'''

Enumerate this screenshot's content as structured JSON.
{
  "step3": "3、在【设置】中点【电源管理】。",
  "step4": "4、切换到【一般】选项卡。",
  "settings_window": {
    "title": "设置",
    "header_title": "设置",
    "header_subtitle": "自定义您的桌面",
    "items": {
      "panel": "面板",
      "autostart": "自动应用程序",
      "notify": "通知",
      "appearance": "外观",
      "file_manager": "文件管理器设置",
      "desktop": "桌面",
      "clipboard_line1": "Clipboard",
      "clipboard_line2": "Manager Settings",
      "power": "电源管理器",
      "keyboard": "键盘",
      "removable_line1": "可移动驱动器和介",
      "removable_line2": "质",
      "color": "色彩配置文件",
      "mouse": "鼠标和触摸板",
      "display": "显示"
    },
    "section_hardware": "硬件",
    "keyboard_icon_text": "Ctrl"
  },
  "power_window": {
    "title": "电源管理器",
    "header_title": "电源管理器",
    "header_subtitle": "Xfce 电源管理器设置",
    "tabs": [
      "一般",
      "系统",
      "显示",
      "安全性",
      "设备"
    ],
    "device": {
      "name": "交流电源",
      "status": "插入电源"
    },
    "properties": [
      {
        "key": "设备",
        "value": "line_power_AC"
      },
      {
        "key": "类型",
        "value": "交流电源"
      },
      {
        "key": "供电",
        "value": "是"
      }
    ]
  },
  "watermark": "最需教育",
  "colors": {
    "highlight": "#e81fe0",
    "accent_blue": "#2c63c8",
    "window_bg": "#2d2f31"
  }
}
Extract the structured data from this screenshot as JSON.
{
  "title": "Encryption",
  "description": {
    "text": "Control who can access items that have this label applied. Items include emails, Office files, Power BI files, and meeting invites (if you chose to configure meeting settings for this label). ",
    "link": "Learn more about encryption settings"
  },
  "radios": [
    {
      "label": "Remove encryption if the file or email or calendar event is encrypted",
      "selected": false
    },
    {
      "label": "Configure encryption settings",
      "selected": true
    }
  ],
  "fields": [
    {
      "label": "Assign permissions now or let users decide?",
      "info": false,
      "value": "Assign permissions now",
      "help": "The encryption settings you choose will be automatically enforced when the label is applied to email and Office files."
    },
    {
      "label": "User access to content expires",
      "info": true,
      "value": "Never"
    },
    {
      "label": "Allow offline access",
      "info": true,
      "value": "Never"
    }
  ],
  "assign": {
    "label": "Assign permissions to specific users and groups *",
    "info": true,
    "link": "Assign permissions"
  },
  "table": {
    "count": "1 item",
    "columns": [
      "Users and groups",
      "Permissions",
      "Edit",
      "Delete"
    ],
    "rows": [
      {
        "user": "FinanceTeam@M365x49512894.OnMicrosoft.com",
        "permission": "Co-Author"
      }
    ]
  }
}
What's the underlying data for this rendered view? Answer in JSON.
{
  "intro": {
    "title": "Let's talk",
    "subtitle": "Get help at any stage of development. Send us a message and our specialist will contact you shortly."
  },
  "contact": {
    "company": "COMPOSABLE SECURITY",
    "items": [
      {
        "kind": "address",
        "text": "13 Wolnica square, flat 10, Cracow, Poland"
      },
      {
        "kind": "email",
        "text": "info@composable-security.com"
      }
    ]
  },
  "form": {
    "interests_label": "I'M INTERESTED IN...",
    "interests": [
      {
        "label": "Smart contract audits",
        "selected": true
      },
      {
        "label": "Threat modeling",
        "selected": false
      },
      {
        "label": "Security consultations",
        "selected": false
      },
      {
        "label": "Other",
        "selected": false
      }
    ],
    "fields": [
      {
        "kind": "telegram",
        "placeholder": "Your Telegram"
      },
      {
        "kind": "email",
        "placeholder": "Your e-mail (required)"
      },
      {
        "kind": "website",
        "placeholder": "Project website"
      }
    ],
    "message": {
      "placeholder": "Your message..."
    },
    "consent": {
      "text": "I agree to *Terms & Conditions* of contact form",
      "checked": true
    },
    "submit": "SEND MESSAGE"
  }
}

'''

WRITTEN INSTRUCTION:
Only lines with the word "form" are wanted, so copy each one from the records.

EXERCISE OUTPUT:
  "form": {
      "text": "I agree to *Terms & Conditions* of contact form",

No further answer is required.